### Document
▬▬▬▬▬▬
This is it. The end of the line. The last hurrah. The grande finale. After ten weeks of watching these kids go through the wringer, we will finally know which of our three budding thespians will have landed a seven episode arc on Glee. Will it be charismatic, teacher's pet Blake; Aylin, the rebellious Muslim; or wheelchair-bound ball of light Ali? Only time will tell (60 minutes, to be exact).
To kick off Gleeality week (we're makin' up words again), the final three will perform "You Can't Stop the Beat" from the musical Hairspray. Huh. Seems like an odd choice for three people, it being a high energy group production number and all. Oh wait — Robert's not done. "One more thing… " he says. And all of the brokenhearted contenders are back, hugging and crying and exalting in each other's wonderfulness. Charlie has been back for all of 45 seconds and he is in the corner making out with Aylin. Typical.
Ali immediately takes charge. She's all "I don't want to be a b***h but, I'm going to win this thing and all y'all were sent home already, so you better shut the eff up and listen to me." Okay, so she doesn't really say that. But she does say, "I feel like we should get on our feet and try this." Gotta love the royal we. And with that, the contenders are ready to get their lindy hop on.
For the final homework assignment, none other than Chris Colfer is the super secret surprise mentor/judge. Since the role of Kurt was written specifically for him, it makes perfect sense that Colfer is here to give advice to the contenders. He really is what The Glee Project is all about (except for the fact that he was found by a casting director and didn't have to audition through a series of music videos and fripperous challenges).
As soon as the contenders start performing "We Got the Beat" for Robert and Colfer, it becomes clear why Ali was so eager to take charge. She is singing just about the entire song, by herself. Aylin and Blake can harmonize, it's solo time for Ali. How did Aylin and Blake let this happen? Side note: I'm at the edge of my seat watching this performance because I'm like 98% sure Lily is going to pull a Tanya Harding and take everyone down with a lead pipe in order to crown herself victorious. (Spoiler: She doesn't.)
Huge surprise, Colfer is a big ol' softie and picks all three contenders as winners. That's not what it means to "win," Chris. "Winning" means just one.
▬▬▬▬▬▬
[Image layout annotations]

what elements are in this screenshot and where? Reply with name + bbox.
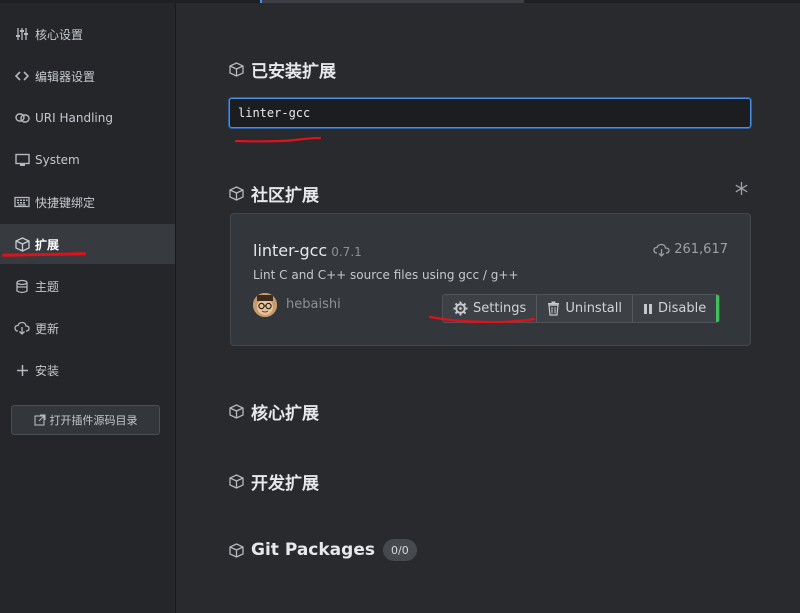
button-label: Disable bbox=[658, 301, 707, 316]
annotation-underline bbox=[428, 315, 536, 324]
monitor-icon bbox=[14, 152, 30, 168]
section-title-text: 核心扩展 bbox=[251, 404, 319, 424]
section-title-text: Git Packages bbox=[251, 540, 375, 560]
section-title-text: 开发扩展 bbox=[251, 474, 319, 494]
sidebar-item-label: 快捷键绑定 bbox=[35, 195, 96, 210]
keyboard-icon bbox=[14, 194, 30, 210]
package-icon bbox=[14, 236, 30, 252]
sidebar-item-label: System bbox=[35, 153, 80, 167]
git-packages-heading: Git Packages 0/0 bbox=[229, 539, 417, 561]
package-icon bbox=[229, 62, 244, 77]
open-dir-label: 打开插件源码目录 bbox=[49, 414, 138, 427]
button-label: Uninstall bbox=[565, 301, 622, 316]
core-packages-heading: 核心扩展 bbox=[229, 399, 319, 424]
sidebar-item-themes[interactable]: 主题 bbox=[0, 266, 175, 306]
sidebar-item-keybindings[interactable]: 快捷键绑定 bbox=[0, 182, 175, 222]
sidebar-item-label: 编辑器设置 bbox=[35, 69, 96, 84]
cloud-download-icon bbox=[653, 243, 670, 257]
sidebar-item-uri-handling[interactable]: URI Handling bbox=[0, 98, 175, 138]
sidebar-item-label: 核心设置 bbox=[35, 27, 84, 42]
link-icon bbox=[14, 110, 30, 126]
cloud-download-icon bbox=[14, 320, 30, 336]
package-description: Lint C and C++ source files using gcc / … bbox=[253, 268, 519, 282]
section-title-text: 已安装扩展 bbox=[251, 62, 336, 82]
settings-sidebar: 核心设置 编辑器设置 URI Handling System 快捷键绑定 扩展 … bbox=[0, 3, 176, 613]
package-name[interactable]: linter-gcc bbox=[253, 241, 327, 260]
package-version: 0.7.1 bbox=[331, 245, 362, 259]
git-packages-count-badge: 0/0 bbox=[382, 539, 417, 561]
package-icon bbox=[229, 542, 244, 558]
sidebar-item-label: 安装 bbox=[35, 363, 60, 378]
plus-icon bbox=[14, 362, 30, 378]
sidebar-item-core-settings[interactable]: 核心设置 bbox=[0, 14, 175, 54]
sidebar-item-label: 更新 bbox=[35, 321, 60, 336]
open-packages-dir-button[interactable]: 打开插件源码目录 bbox=[11, 405, 160, 435]
installed-packages-heading: 已安装扩展 bbox=[229, 57, 336, 82]
sidebar-item-label: URI Handling bbox=[35, 111, 113, 125]
sidebar-item-system[interactable]: System bbox=[0, 140, 175, 180]
package-icon bbox=[229, 186, 244, 201]
section-title-text: 社区扩展 bbox=[251, 186, 319, 206]
disable-button[interactable]: Disable bbox=[633, 295, 720, 322]
annotation-underline bbox=[235, 137, 321, 143]
package-icon bbox=[229, 404, 244, 419]
dev-packages-heading: 开发扩展 bbox=[229, 469, 319, 494]
package-icon bbox=[229, 474, 244, 489]
paintcan-icon bbox=[14, 278, 30, 294]
sidebar-item-install[interactable]: 安装 bbox=[0, 350, 175, 390]
sidebar-item-packages[interactable]: 扩展 bbox=[0, 224, 175, 264]
snowflake-icon[interactable] bbox=[734, 181, 749, 196]
trash-icon bbox=[547, 301, 560, 316]
package-author[interactable]: hebaishi bbox=[286, 297, 341, 312]
sidebar-item-updates[interactable]: 更新 bbox=[0, 308, 175, 348]
sliders-icon bbox=[14, 26, 30, 42]
package-filter-input[interactable] bbox=[229, 98, 751, 128]
author-avatar[interactable] bbox=[253, 293, 277, 317]
download-count-value: 261,617 bbox=[674, 242, 728, 257]
community-packages-heading: 社区扩展 bbox=[229, 181, 319, 206]
sidebar-item-editor-settings[interactable]: 编辑器设置 bbox=[0, 56, 175, 96]
sidebar-item-label: 扩展 bbox=[35, 237, 60, 252]
code-icon bbox=[14, 68, 30, 84]
external-link-icon bbox=[33, 414, 46, 426]
pause-icon bbox=[643, 303, 653, 315]
package-card[interactable]: linter-gcc 0.7.1 261,617 Lint C and C++ s… bbox=[230, 213, 751, 346]
package-name-row: linter-gcc 0.7.1 bbox=[253, 241, 362, 260]
uninstall-button[interactable]: Uninstall bbox=[537, 295, 633, 322]
packages-panel: 已安装扩展 社区扩展 linter-gcc 0.7.1 261,617 Lint … bbox=[177, 3, 800, 613]
download-count: 261,617 bbox=[653, 242, 728, 257]
sidebar-item-label: 主题 bbox=[35, 279, 60, 294]
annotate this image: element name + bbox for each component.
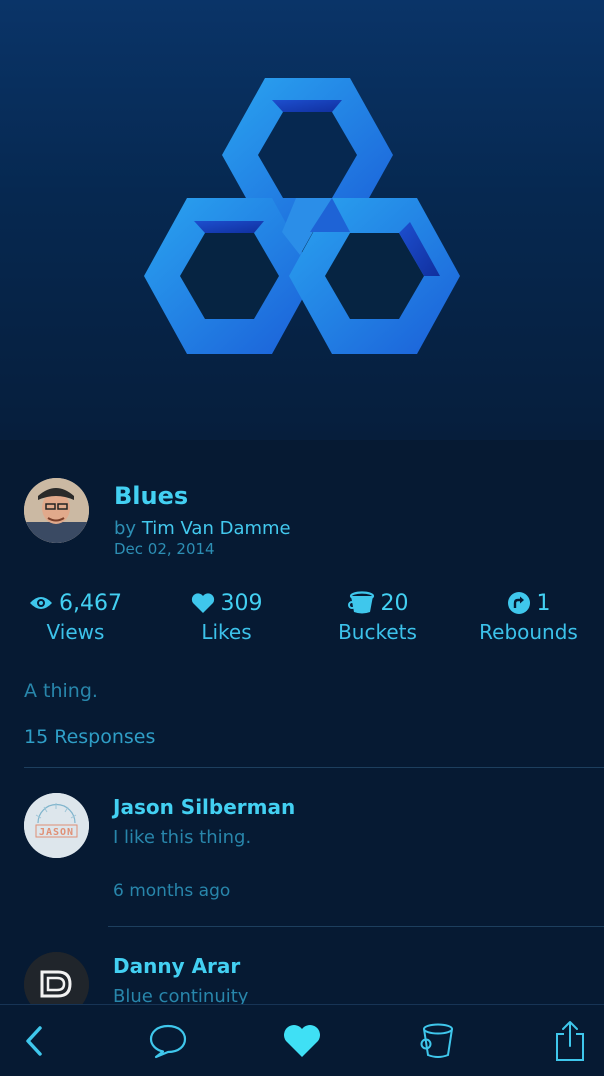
- comment-divider: [108, 926, 604, 927]
- bucket-icon: [420, 1023, 453, 1058]
- comment-item: Danny Arar Blue continuity: [0, 952, 604, 1004]
- section-divider: [24, 767, 604, 768]
- hexagon-knot-artwork: [144, 78, 460, 354]
- buckets-count: 20: [380, 590, 409, 616]
- rebounds-count: 1: [536, 590, 551, 616]
- comment-icon: [149, 1024, 187, 1059]
- responses-count: 15 Responses: [24, 726, 156, 748]
- commenter-avatar[interactable]: JASON: [24, 793, 89, 858]
- stats-row: 6,467 Views 309 Likes 20 Buckets 1 Rebou…: [0, 588, 604, 648]
- stat-buckets[interactable]: 20 Buckets: [302, 588, 453, 645]
- likes-label: Likes: [201, 620, 252, 644]
- author-avatar[interactable]: [24, 478, 89, 543]
- bottom-toolbar: [0, 1004, 604, 1076]
- comment-item: JASON Jason Silberman I like this thing.…: [0, 793, 604, 913]
- share-icon: [556, 1021, 584, 1061]
- comment-time: 6 months ago: [113, 881, 231, 901]
- commenter-avatar[interactable]: [24, 952, 89, 1004]
- like-button[interactable]: [280, 1019, 324, 1063]
- by-line: by Tim Van Damme: [114, 518, 291, 539]
- heart-icon: [191, 593, 214, 613]
- comment-text: I like this thing.: [113, 827, 252, 848]
- by-prefix: by: [114, 518, 137, 539]
- views-count: 6,467: [59, 590, 122, 616]
- rebound-icon: [507, 592, 530, 614]
- likes-count: 309: [220, 590, 263, 616]
- shot-details: Blues by Tim Van Damme Dec 02, 2014 6,46…: [0, 440, 604, 1004]
- comment-text: Blue continuity: [113, 986, 249, 1004]
- stat-likes[interactable]: 309 Likes: [151, 588, 302, 644]
- heart-icon: [284, 1025, 320, 1057]
- back-icon: [26, 1026, 42, 1056]
- shot-date: Dec 02, 2014: [114, 540, 215, 558]
- shot-image[interactable]: [0, 0, 604, 440]
- bucket-icon: [347, 591, 374, 614]
- author-block: Blues by Tim Van Damme Dec 02, 2014: [24, 478, 584, 558]
- buckets-label: Buckets: [338, 620, 417, 644]
- stat-rebounds[interactable]: 1 Rebounds: [453, 588, 604, 645]
- avatar-logo-text: JASON: [39, 827, 74, 838]
- back-button[interactable]: [12, 1019, 56, 1063]
- rebounds-label: Rebounds: [479, 620, 578, 644]
- shot-description: A thing.: [24, 680, 98, 702]
- eye-icon: [30, 597, 52, 609]
- bucket-button[interactable]: [414, 1019, 458, 1063]
- commenter-name[interactable]: Danny Arar: [113, 954, 240, 978]
- stat-views[interactable]: 6,467 Views: [0, 588, 151, 644]
- shot-title: Blues: [114, 482, 189, 510]
- commenter-name[interactable]: Jason Silberman: [113, 795, 295, 819]
- views-label: Views: [46, 620, 105, 644]
- author-name-link[interactable]: Tim Van Damme: [142, 518, 291, 539]
- share-button[interactable]: [548, 1019, 592, 1063]
- comments-button[interactable]: [146, 1019, 190, 1063]
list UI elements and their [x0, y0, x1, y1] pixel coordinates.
▬▬▬▬▬▬
### Tasks for this exercise
1. Answer these questions using the recap of the Glee Project finale:
(a) How many minutes does the recap say it will take to learn who wins?
(b) Who is the surprise mentor/judge for the final homework assignment?
(c) Which returning contender is in the corner making out with Aylin?
2. Reproduce the passage of the recap between "Ali immediately takes" and "and fripperous challenges).", inclusive.

### Answers to the tasks
1.
(a) 60 minutes
(b) Chris Colfer
(c) Charlie

2.
Ali immediately takes charge. She's all "I don't want to be a b***h but, I'm going to win this thing and all y'all were sent home already, so you better shut the eff up and listen to me." Okay, so she doesn't really say that. But she does say, "I feel like we should get on our feet and try this." Gotta love the royal we. And with that, the contenders are ready to get their lindy hop on.
For the final homework assignment, none other than Chris Colfer is the super secret surprise mentor/judge. Since the role of Kurt was written specifically for him, it makes perfect sense that Colfer is here to give advice to the contenders. He really is what The Glee Project is all about (except for the fact that he was found by a casting director and didn't have to audition through a series of music videos and fripperous challenges).